#### [What to work on]
Write out again, unchanged, the lines from the first one through the line containing "star-rating: ★ ★ ★ ★ ★ bbox=[68, 1010, 243, 1050]".

======

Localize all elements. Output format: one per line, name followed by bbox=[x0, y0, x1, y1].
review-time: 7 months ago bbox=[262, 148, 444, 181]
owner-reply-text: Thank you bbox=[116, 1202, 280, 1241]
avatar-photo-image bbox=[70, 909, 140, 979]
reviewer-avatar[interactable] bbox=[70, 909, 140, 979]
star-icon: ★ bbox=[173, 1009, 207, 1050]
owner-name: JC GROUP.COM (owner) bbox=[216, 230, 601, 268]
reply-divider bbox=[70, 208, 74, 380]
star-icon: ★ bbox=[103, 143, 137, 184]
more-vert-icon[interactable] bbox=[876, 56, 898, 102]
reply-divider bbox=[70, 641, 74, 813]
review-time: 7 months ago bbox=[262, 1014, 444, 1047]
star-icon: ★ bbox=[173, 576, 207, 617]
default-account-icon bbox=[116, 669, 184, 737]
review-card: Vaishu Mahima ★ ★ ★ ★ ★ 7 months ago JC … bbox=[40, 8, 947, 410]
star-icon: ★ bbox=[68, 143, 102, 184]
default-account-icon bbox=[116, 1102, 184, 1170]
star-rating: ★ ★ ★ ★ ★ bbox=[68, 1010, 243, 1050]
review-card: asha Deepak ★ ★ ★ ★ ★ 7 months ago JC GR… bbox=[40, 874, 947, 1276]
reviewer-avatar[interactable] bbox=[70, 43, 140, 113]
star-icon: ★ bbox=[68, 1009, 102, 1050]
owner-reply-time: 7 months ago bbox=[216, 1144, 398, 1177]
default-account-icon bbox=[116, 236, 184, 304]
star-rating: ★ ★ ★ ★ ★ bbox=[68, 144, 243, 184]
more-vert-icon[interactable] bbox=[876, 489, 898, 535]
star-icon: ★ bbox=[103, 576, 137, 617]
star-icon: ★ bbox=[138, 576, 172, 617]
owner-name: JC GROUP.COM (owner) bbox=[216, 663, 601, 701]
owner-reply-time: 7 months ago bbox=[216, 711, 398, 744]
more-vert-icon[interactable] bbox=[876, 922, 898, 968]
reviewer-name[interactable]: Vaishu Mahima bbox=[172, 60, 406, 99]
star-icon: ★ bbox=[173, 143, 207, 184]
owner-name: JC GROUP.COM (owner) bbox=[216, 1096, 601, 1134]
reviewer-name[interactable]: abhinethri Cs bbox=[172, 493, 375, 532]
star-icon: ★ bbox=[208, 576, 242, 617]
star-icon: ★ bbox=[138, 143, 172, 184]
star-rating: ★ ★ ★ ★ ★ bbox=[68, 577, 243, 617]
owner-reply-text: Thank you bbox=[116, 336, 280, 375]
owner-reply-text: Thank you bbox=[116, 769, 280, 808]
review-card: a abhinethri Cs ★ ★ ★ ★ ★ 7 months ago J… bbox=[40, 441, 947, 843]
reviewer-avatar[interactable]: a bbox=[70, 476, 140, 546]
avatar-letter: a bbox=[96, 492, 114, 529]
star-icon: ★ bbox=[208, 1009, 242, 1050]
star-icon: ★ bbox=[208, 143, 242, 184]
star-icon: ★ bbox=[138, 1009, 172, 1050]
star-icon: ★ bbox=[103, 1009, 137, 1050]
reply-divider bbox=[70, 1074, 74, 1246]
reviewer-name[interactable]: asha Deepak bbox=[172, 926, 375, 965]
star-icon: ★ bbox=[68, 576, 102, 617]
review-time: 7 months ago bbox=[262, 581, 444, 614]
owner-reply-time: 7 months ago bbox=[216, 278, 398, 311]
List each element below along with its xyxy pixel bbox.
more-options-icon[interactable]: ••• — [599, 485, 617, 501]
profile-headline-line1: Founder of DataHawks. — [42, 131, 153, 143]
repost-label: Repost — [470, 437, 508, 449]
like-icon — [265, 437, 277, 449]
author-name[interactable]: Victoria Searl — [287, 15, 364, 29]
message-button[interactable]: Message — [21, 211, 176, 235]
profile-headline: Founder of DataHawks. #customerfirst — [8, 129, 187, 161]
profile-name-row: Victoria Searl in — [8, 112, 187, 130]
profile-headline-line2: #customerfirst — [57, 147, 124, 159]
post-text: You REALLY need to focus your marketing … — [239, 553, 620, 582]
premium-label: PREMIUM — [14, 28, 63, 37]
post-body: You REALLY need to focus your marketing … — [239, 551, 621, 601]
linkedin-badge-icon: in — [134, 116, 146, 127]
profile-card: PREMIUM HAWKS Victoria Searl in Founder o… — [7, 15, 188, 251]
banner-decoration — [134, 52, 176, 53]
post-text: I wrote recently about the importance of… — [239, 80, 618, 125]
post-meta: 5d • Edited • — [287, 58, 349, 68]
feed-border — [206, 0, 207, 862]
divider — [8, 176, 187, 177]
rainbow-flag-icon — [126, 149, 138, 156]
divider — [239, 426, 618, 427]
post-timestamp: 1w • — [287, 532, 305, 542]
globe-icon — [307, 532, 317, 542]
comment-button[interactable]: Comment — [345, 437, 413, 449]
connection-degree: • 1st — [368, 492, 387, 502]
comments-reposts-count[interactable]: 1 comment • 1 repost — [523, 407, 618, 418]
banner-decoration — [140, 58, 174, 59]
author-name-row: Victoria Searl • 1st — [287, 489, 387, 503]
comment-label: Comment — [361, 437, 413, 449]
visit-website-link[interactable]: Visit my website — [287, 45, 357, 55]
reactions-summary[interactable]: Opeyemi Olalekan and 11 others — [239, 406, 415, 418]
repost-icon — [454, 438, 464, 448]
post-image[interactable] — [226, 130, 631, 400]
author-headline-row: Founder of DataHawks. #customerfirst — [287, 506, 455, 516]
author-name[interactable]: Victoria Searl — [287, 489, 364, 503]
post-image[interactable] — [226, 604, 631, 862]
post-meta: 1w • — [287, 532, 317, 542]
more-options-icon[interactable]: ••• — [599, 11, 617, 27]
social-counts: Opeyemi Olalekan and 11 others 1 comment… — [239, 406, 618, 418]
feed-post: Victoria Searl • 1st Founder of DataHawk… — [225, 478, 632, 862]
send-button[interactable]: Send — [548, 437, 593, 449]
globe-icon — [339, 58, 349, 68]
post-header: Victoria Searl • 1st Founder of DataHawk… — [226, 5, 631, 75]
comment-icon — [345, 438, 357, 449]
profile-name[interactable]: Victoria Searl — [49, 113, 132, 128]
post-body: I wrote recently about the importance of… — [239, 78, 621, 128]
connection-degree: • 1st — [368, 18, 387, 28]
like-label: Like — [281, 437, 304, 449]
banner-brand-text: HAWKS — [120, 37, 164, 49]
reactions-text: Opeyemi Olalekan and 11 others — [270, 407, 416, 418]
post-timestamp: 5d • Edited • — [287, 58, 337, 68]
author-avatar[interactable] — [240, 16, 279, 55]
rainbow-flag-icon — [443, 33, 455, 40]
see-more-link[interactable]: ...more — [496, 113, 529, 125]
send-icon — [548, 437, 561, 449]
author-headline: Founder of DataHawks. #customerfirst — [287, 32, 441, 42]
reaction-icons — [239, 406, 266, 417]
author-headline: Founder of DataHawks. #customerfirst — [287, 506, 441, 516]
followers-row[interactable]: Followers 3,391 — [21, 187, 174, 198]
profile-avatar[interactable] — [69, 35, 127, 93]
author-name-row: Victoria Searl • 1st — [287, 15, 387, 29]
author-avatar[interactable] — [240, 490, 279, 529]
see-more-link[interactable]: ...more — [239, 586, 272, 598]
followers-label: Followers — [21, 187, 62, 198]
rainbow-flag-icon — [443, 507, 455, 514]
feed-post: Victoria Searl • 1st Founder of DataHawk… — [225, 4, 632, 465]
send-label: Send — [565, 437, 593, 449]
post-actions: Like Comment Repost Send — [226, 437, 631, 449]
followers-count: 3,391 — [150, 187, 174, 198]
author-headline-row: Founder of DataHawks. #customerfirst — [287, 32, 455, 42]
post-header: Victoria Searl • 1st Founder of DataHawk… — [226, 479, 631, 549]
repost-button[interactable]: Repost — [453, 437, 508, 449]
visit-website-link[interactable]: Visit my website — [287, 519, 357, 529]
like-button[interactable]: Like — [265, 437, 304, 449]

======

#### [Written response]
Localize all elements. Output format: one per line, name followed by bbox=[x0, y0, x1, y1].
review-time: 7 months ago bbox=[262, 148, 444, 181]
owner-reply-text: Thank you bbox=[116, 1202, 280, 1241]
avatar-photo-image bbox=[70, 909, 140, 979]
reviewer-avatar[interactable] bbox=[70, 909, 140, 979]
star-icon: ★ bbox=[173, 1009, 207, 1050]
owner-name: JC GROUP.COM (owner) bbox=[216, 230, 601, 268]
reply-divider bbox=[70, 208, 74, 380]
star-icon: ★ bbox=[103, 143, 137, 184]
more-vert-icon[interactable] bbox=[876, 56, 898, 102]
reply-divider bbox=[70, 641, 74, 813]
review-time: 7 months ago bbox=[262, 1014, 444, 1047]
star-icon: ★ bbox=[173, 576, 207, 617]
default-account-icon bbox=[116, 669, 184, 737]
review-card: Vaishu Mahima ★ ★ ★ ★ ★ 7 months ago JC … bbox=[40, 8, 947, 410]
star-icon: ★ bbox=[68, 143, 102, 184]
default-account-icon bbox=[116, 1102, 184, 1170]
star-rating: ★ ★ ★ ★ ★ bbox=[68, 1010, 243, 1050]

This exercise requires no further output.